■ Task to carry out ■
All material below is to be reproduced exactly.

###

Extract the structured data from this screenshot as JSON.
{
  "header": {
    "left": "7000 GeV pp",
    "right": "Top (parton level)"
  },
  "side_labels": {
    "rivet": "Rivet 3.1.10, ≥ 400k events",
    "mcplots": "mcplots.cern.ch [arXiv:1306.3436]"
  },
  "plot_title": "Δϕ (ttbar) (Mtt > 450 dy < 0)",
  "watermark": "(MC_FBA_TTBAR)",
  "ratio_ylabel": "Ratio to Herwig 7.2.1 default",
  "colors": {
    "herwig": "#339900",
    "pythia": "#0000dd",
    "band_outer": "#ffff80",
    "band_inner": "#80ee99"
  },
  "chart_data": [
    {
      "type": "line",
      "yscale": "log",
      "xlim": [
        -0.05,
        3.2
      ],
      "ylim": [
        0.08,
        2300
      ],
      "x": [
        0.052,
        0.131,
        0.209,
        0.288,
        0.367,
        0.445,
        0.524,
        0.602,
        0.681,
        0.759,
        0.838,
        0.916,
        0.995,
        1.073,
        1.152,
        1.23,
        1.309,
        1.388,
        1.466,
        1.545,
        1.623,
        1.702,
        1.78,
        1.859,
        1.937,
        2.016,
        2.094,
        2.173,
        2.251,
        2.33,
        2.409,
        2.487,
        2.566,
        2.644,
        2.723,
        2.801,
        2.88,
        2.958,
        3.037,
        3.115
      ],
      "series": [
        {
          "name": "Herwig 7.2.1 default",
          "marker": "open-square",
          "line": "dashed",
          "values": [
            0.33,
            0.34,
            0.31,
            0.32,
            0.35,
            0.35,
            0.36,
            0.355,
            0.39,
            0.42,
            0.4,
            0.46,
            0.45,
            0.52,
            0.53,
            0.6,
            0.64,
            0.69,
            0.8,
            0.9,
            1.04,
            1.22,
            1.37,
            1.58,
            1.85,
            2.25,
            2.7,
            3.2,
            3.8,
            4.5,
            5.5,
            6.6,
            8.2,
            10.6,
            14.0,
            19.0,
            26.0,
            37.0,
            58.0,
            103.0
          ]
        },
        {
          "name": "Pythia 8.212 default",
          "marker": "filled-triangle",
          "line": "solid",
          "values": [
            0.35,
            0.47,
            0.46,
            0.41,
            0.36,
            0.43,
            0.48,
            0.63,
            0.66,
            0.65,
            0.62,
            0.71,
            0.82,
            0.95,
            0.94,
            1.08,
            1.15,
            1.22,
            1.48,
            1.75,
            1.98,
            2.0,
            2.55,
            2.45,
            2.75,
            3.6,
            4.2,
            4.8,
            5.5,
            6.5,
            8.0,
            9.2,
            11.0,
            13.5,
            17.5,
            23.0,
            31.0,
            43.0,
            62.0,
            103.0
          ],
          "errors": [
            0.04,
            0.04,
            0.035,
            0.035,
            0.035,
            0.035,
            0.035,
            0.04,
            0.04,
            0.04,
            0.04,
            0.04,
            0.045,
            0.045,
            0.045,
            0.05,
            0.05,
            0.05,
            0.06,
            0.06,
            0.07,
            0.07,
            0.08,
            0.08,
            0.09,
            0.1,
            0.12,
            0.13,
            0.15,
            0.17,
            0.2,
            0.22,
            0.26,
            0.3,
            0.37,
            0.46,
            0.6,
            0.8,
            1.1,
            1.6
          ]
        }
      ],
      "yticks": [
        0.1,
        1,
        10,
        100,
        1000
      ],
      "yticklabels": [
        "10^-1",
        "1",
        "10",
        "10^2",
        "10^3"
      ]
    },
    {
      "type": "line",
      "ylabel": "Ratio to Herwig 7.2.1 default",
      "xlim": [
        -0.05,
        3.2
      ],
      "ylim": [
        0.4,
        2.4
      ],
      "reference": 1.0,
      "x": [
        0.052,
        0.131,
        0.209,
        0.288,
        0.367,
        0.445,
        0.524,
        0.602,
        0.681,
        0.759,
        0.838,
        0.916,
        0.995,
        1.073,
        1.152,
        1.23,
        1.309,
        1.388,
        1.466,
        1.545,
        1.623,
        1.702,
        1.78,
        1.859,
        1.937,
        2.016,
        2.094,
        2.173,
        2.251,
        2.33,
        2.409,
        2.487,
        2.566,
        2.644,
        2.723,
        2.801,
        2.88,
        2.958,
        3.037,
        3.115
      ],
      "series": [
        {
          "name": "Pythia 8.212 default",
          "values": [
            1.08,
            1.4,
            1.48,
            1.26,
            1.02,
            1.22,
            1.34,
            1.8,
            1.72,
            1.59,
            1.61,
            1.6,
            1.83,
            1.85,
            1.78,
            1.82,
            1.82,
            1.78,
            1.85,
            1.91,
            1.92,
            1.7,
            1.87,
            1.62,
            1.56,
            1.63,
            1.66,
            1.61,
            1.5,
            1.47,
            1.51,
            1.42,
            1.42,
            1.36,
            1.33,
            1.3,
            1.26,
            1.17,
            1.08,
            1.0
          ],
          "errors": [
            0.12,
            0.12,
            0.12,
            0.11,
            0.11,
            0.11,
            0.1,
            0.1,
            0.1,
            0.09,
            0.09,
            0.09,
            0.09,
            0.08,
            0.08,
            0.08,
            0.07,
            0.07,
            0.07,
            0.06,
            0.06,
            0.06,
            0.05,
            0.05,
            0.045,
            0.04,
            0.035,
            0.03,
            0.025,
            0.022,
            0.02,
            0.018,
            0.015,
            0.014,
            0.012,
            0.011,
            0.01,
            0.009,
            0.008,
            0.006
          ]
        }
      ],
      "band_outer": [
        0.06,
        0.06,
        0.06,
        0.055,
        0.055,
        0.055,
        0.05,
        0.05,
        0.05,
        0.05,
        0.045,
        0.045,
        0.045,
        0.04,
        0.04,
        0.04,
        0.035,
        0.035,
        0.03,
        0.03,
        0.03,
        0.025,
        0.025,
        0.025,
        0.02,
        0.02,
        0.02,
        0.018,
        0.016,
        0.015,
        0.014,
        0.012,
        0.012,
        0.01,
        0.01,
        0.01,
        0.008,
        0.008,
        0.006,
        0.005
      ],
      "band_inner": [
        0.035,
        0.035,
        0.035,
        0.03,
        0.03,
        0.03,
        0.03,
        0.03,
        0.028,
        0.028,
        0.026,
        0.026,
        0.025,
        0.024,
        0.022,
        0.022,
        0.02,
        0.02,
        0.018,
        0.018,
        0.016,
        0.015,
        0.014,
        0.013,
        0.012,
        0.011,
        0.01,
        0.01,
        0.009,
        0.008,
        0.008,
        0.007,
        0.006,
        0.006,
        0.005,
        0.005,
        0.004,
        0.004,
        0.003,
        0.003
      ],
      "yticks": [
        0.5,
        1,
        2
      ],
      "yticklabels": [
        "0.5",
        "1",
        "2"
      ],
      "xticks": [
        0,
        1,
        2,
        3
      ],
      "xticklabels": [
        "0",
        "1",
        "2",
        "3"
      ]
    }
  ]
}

###

■ Result of the task ■
Extract the structured data from this screenshot as JSON.
{
  "header": {
    "left": "7000 GeV pp",
    "right": "Top (parton level)"
  },
  "side_labels": {
    "rivet": "Rivet 3.1.10, ≥ 400k events",
    "mcplots": "mcplots.cern.ch [arXiv:1306.3436]"
  },
  "plot_title": "Δϕ (ttbar) (Mtt > 450 dy < 0)",
  "watermark": "(MC_FBA_TTBAR)",
  "ratio_ylabel": "Ratio to Herwig 7.2.1 default",
  "colors": {
    "herwig": "#339900",
    "pythia": "#0000dd",
    "band_outer": "#ffff80",
    "band_inner": "#80ee99"
  },
  "chart_data": [
    {
      "type": "line",
      "yscale": "log",
      "xlim": [
        -0.05,
        3.2
      ],
      "ylim": [
        0.08,
        2300
      ],
      "x": [
        0.052,
        0.131,
        0.209,
        0.288,
        0.367,
        0.445,
        0.524,
        0.602,
        0.681,
        0.759,
        0.838,
        0.916,
        0.995,
        1.073,
        1.152,
        1.23,
        1.309,
        1.388,
        1.466,
        1.545,
        1.623,
        1.702,
        1.78,
        1.859,
        1.937,
        2.016,
        2.094,
        2.173,
        2.251,
        2.33,
        2.409,
        2.487,
        2.566,
        2.644,
        2.723,
        2.801,
        2.88,
        2.958,
        3.037,
        3.115
      ],
      "series": [
        {
          "name": "Herwig 7.2.1 default",
          "marker": "open-square",
          "line": "dashed",
          "values": [
            0.33,
            0.34,
            0.31,
            0.32,
            0.35,
            0.35,
            0.36,
            0.355,
            0.39,
            0.42,
            0.4,
            0.46,
            0.45,
            0.52,
            0.53,
            0.6,
            0.64,
            0.69,
            0.8,
            0.9,
            1.04,
            1.22,
            1.37,
            1.58,
            1.85,
            2.25,
            2.7,
            3.2,
            3.8,
            4.5,
            5.5,
            6.6,
            8.2,
            10.6,
            14.0,
            19.0,
            26.0,
            37.0,
            58.0,
            103.0
          ]
        },
        {
          "name": "Pythia 8.212 default",
          "marker": "filled-triangle",
          "line": "solid",
          "values": [
            0.35,
            0.47,
            0.46,
            0.41,
            0.36,
            0.43,
            0.48,
            0.63,
            0.66,
            0.65,
            0.62,
            0.71,
            0.82,
            0.95,
            0.94,
            1.08,
            1.15,
            1.22,
            1.48,
            1.75,
            1.98,
            2.0,
            2.55,
            2.45,
            2.75,
            3.6,
            4.2,
            4.8,
            5.5,
            6.5,
            8.0,
            9.2,
            11.0,
            13.5,
            17.5,
            23.0,
            31.0,
            43.0,
            62.0,
            103.0
          ],
          "errors": [
            0.04,
            0.04,
            0.035,
            0.035,
            0.035,
            0.035,
            0.035,
            0.04,
            0.04,
            0.04,
            0.04,
            0.04,
            0.045,
            0.045,
            0.045,
            0.05,
            0.05,
            0.05,
            0.06,
            0.06,
            0.07,
            0.07,
            0.08,
            0.08,
            0.09,
            0.1,
            0.12,
            0.13,
            0.15,
            0.17,
            0.2,
            0.22,
            0.26,
            0.3,
            0.37,
            0.46,
            0.6,
            0.8,
            1.1,
            1.6
          ]
        }
      ],
      "yticks": [
        0.1,
        1,
        10,
        100,
        1000
      ],
      "yticklabels": [
        "10^-1",
        "1",
        "10",
        "10^2",
        "10^3"
      ]
    },
    {
      "type": "line",
      "ylabel": "Ratio to Herwig 7.2.1 default",
      "xlim": [
        -0.05,
        3.2
      ],
      "ylim": [
        0.4,
        2.4
      ],
      "reference": 1.0,
      "x": [
        0.052,
        0.131,
        0.209,
        0.288,
        0.367,
        0.445,
        0.524,
        0.602,
        0.681,
        0.759,
        0.838,
        0.916,
        0.995,
        1.073,
        1.152,
        1.23,
        1.309,
        1.388,
        1.466,
        1.545,
        1.623,
        1.702,
        1.78,
        1.859,
        1.937,
        2.016,
        2.094,
        2.173,
        2.251,
        2.33,
        2.409,
        2.487,
        2.566,
        2.644,
        2.723,
        2.801,
        2.88,
        2.958,
        3.037,
        3.115
      ],
      "series": [
        {
          "name": "Pythia 8.212 default",
          "values": [
            1.08,
            1.4,
            1.48,
            1.26,
            1.02,
            1.22,
            1.34,
            1.8,
            1.72,
            1.59,
            1.61,
            1.6,
            1.83,
            1.85,
            1.78,
            1.82,
            1.82,
            1.78,
            1.85,
            1.91,
            1.92,
            1.7,
            1.87,
            1.62,
            1.56,
            1.63,
            1.66,
            1.61,
            1.5,
            1.47,
            1.51,
            1.42,
            1.42,
            1.36,
            1.33,
            1.3,
            1.26,
            1.17,
            1.08,
            1.0
          ],
          "errors": [
            0.12,
            0.12,
            0.12,
            0.11,
            0.11,
            0.11,
            0.1,
            0.1,
            0.1,
            0.09,
            0.09,
            0.09,
            0.09,
            0.08,
            0.08,
            0.08,
            0.07,
            0.07,
            0.07,
            0.06,
            0.06,
            0.06,
            0.05,
            0.05,
            0.045,
            0.04,
            0.035,
            0.03,
            0.025,
            0.022,
            0.02,
            0.018,
            0.015,
            0.014,
            0.012,
            0.011,
            0.01,
            0.009,
            0.008,
            0.006
          ]
        }
      ],
      "band_outer": [
        0.06,
        0.06,
        0.06,
        0.055,
        0.055,
        0.055,
        0.05,
        0.05,
        0.05,
        0.05,
        0.045,
        0.045,
        0.045,
        0.04,
        0.04,
        0.04,
        0.035,
        0.035,
        0.03,
        0.03,
        0.03,
        0.025,
        0.025,
        0.025,
        0.02,
        0.02,
        0.02,
        0.018,
        0.016,
        0.015,
        0.014,
        0.012,
        0.012,
        0.01,
        0.01,
        0.01,
        0.008,
        0.008,
        0.006,
        0.005
      ],
      "band_inner": [
        0.035,
        0.035,
        0.035,
        0.03,
        0.03,
        0.03,
        0.03,
        0.03,
        0.028,
        0.028,
        0.026,
        0.026,
        0.025,
        0.024,
        0.022,
        0.022,
        0.02,
        0.02,
        0.018,
        0.018,
        0.016,
        0.015,
        0.014,
        0.013,
        0.012,
        0.011,
        0.01,
        0.01,
        0.009,
        0.008,
        0.008,
        0.007,
        0.006,
        0.006,
        0.005,
        0.005,
        0.004,
        0.004,
        0.003,
        0.003
      ],
      "yticks": [
        0.5,
        1,
        2
      ],
      "yticklabels": [
        "0.5",
        "1",
        "2"
      ],
      "xticks": [
        0,
        1,
        2,
        3
      ],
      "xticklabels": [
        "0",
        "1",
        "2",
        "3"
      ]
    }
  ]
}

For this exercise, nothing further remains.